# Welcome to Stavbucks



## stavros (May 4, 2011)

Here is my burgeoning "barista corner". I posted this in the Introductions section but this is a more appropriate place (I'm still finding my way around). I've got my eye on a second hand electric grinder on ebay at the moment, I hope I've got room if I win it. The wee Hario is the business though. Also on the shopping list is a little knockbox and most importantly some more beans - look how empty my jar is!


----------



## BanishInstant (Oct 12, 2009)

A very nice setup you have. I would recommend keeping the coffee in its original packaging if it is resealable, squeezing the air out before closure. It looks like there are no cupboards to limit the height of your grinder which is good news. I can also recommend the motta tamp stand for tamping purposes.


----------



## stavros (May 4, 2011)

Yeah, thanks for the advice. The cupboards are on the other side of the kitchen. I had to rearrange a bit, because the Gaggia wouldn't fit where I originally wanted it. But we never used to do much with this corner of the room anyway, so it's all mine! It's a good job there's no height restrictions as I've got an ebay bid on a grinder right now which I'm starting to think I may have underestimated how big it is. I'm sure I'll be adding more paraphinalia in the coming months, a cheap knock box might be my next purchase. I'd also really like a glass espresso cup (ideally with a handle and saucer). I like the idea of seeing my coffee, but I can't get used to the idea of drinking from a shot glass - too many Saturday night flashbacks I reckon!


----------



## stavros (May 4, 2011)

Well, I did it. I've just ordered an Iberital MC2 off Happy Donkey. The next bit of learning will proceed very soon. I'll update the photo when it comes.


----------



## BanishInstant (Oct 12, 2009)

Great news. It may take some time to get your grinder set, but once in the right area its just a matter of tweaks.


----------



## sandykt (Dec 3, 2009)

It does not take long for upgradetius to set in!


----------

**WRITTEN TASK A**
According to the Stavbucks thread, which grinder did stavros order, and from where?
**WRITTEN TASK B**
Quote the Stavbucks thread word for word, everything from "# Welcome to" down to "empty my jar is!".
Work from the Stavbucks thread alone.

**INFORMATION SHOWN**
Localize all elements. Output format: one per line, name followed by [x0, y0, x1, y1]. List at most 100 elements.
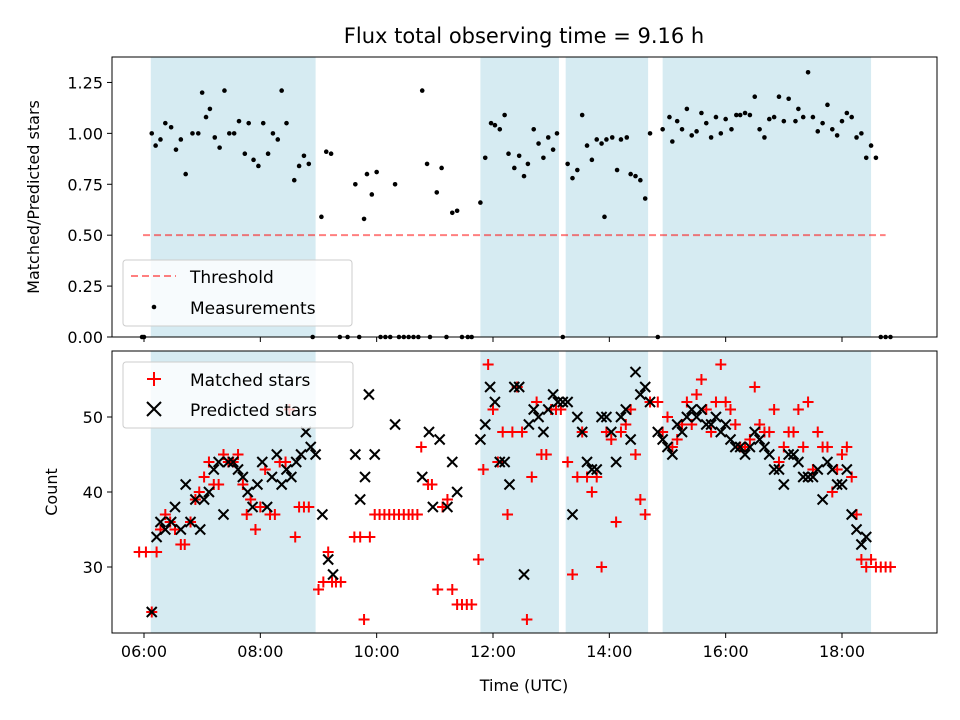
top-axes: 0.00 0.25 0.50 0.75 1.00 1.25 [67, 73, 843, 347]
measurement-point [541, 155, 546, 161]
measurement-point [222, 88, 227, 93]
y-tick-label: 0.25 [67, 277, 103, 296]
predicted-star-point [369, 448, 381, 461]
y-tick-label: 30 [83, 558, 103, 577]
measurement-point [781, 118, 787, 124]
predicted-star-point [266, 471, 278, 483]
matched-star-point [269, 509, 281, 520]
x-tick-label: 06:00 [121, 642, 167, 661]
predicted-star-point [532, 411, 545, 423]
measurement-point [279, 88, 284, 93]
measurement-point [614, 167, 620, 173]
matched-star-point [441, 494, 453, 505]
measurement-point [482, 155, 488, 161]
predicted-star-point [423, 426, 435, 438]
measurement-point [633, 173, 638, 179]
predicted-star-point [610, 456, 622, 468]
measurement-point [203, 114, 209, 120]
predicted-star-point [194, 523, 206, 536]
matched-star-point [280, 456, 292, 468]
legend-matched-swatch [147, 372, 161, 386]
predicted-star-point [446, 456, 458, 468]
measurement-point [796, 106, 801, 112]
bottom-axes: 06:00 08:00 10:00 12:00 14:00 16:00 18:00 30 40 5… [83, 408, 865, 661]
predicted-star-point [359, 471, 371, 483]
measurement-point [660, 126, 665, 132]
measurement-point [531, 126, 537, 132]
predicted-star-point [537, 426, 550, 438]
matched-star-point [322, 546, 334, 558]
measurement-point [689, 133, 695, 138]
predicted-star-point [212, 456, 225, 468]
predicted-star-point [433, 433, 446, 446]
matched-star-point [720, 396, 732, 408]
y-tick-label: 1.25 [67, 73, 103, 92]
measurement-point [439, 165, 444, 171]
predicted-star-point [184, 516, 197, 528]
predicted-star-point [729, 441, 742, 453]
predicted-star-point [316, 508, 329, 521]
predicted-star-point [787, 448, 800, 461]
matched-star-point [492, 456, 504, 468]
measurement-point [195, 131, 201, 136]
x-axis-label: Time (UTC) [479, 676, 568, 695]
matched-star-point [540, 449, 552, 460]
shaded-interval [565, 57, 649, 337]
measurement-point [810, 114, 816, 120]
matched-star-point [482, 359, 494, 370]
predicted-star-point [389, 418, 401, 431]
predicted-star-point [280, 463, 293, 476]
predicted-star-point [494, 456, 506, 468]
measurement-point [734, 112, 739, 118]
matched-star-point [506, 426, 518, 438]
measurement-point [800, 114, 806, 120]
predicted-star-point [792, 456, 805, 468]
predicted-star-point [175, 523, 187, 536]
measurement-point [729, 126, 734, 132]
measurement-point [604, 137, 609, 142]
top-measurement-points [139, 69, 893, 340]
measurement-point [246, 120, 251, 126]
predicted-star-point [208, 463, 220, 476]
measurement-point [497, 126, 503, 132]
predicted-star-point [251, 478, 264, 491]
measurement-point [667, 114, 672, 120]
measurement-point [565, 161, 570, 167]
predicted-star-point [855, 538, 868, 551]
measurement-point [364, 171, 370, 177]
measurement-point [512, 165, 517, 171]
matched-star-point [860, 561, 872, 573]
predicted-star-point [503, 478, 516, 491]
measurement-point [207, 106, 213, 112]
measurement-point [618, 137, 624, 142]
predicted-star-point [768, 463, 780, 476]
measurement-point [525, 161, 531, 167]
predicted-star-point [591, 463, 603, 476]
measurement-point [599, 141, 604, 146]
matched-star-point [249, 524, 261, 535]
matched-star-point [596, 561, 608, 573]
matched-star-point [526, 471, 538, 483]
predicted-star-point [831, 478, 843, 491]
measurement-point [723, 116, 728, 122]
matched-star-point [140, 546, 152, 558]
measurement-point [589, 157, 595, 163]
measurement-point [163, 120, 168, 126]
predicted-star-point [666, 448, 679, 461]
measurement-point [212, 135, 218, 140]
matched-star-point [335, 576, 347, 588]
predicted-star-point [581, 456, 593, 468]
predicted-star-point [719, 418, 732, 431]
predicted-star-point [290, 456, 302, 468]
matched-star-point [821, 441, 833, 453]
matched-star-point [354, 531, 366, 543]
measurement-point [815, 129, 821, 134]
predicted-star-point [763, 448, 775, 461]
predicted-star-point [295, 448, 307, 461]
shaded-interval [662, 351, 872, 633]
y-tick-label: 50 [83, 408, 103, 427]
predicted-star-point [681, 411, 693, 423]
predicted-star-point [542, 403, 554, 416]
matched-star-point [695, 374, 707, 385]
matched-star-point [729, 419, 741, 430]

**EXERCISE ANSWER A**
An Iberital MC2 from Happy Donkey.

**EXERCISE ANSWER B**
# Welcome to Stavbucks



## stavros (May 4, 2011)

Here is my burgeoning "barista corner". I posted this in the Introductions section but this is a more appropriate place (I'm still finding my way around). I've got my eye on a second hand electric grinder on ebay at the moment, I hope I've got room if I win it. The wee Hario is the business though. Also on the shopping list is a little knockbox and most importantly some more beans - look how empty my jar is!